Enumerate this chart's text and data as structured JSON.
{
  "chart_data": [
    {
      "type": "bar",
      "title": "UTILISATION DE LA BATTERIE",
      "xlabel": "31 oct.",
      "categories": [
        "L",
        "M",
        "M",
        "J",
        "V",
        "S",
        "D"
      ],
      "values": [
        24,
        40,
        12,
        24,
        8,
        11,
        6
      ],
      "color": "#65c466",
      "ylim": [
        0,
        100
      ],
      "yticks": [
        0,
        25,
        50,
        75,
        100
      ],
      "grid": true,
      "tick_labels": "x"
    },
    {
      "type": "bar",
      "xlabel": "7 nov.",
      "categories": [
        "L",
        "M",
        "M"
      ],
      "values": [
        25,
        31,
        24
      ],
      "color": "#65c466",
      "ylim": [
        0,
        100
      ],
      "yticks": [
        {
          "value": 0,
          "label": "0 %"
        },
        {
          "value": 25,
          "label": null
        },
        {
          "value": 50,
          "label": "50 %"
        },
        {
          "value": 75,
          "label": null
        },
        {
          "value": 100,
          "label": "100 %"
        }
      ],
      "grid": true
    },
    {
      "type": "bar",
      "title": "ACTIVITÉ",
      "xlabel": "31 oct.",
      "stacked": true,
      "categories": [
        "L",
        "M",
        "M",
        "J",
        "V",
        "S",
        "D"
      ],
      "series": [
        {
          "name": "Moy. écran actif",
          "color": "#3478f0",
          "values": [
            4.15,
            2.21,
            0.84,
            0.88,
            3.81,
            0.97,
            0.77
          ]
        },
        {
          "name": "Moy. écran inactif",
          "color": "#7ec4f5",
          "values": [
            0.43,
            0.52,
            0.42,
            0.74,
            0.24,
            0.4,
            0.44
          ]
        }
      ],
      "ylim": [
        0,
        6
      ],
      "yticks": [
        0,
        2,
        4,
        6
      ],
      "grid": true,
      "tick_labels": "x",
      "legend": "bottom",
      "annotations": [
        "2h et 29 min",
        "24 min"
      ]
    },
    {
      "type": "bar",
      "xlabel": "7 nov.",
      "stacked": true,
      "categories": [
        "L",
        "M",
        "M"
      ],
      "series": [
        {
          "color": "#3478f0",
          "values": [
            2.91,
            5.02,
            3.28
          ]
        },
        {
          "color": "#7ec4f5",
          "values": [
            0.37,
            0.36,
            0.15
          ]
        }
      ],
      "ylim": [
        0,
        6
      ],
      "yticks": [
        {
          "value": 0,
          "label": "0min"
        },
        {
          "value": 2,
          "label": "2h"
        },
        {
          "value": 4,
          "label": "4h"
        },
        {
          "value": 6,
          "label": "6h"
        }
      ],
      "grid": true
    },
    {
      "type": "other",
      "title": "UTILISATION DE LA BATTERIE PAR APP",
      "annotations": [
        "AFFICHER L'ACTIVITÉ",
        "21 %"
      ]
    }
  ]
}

■ **Given instruction**: Count the lines in the entries above that include the string "name", then give only that figure.

■ **Solution for this exercise**: 2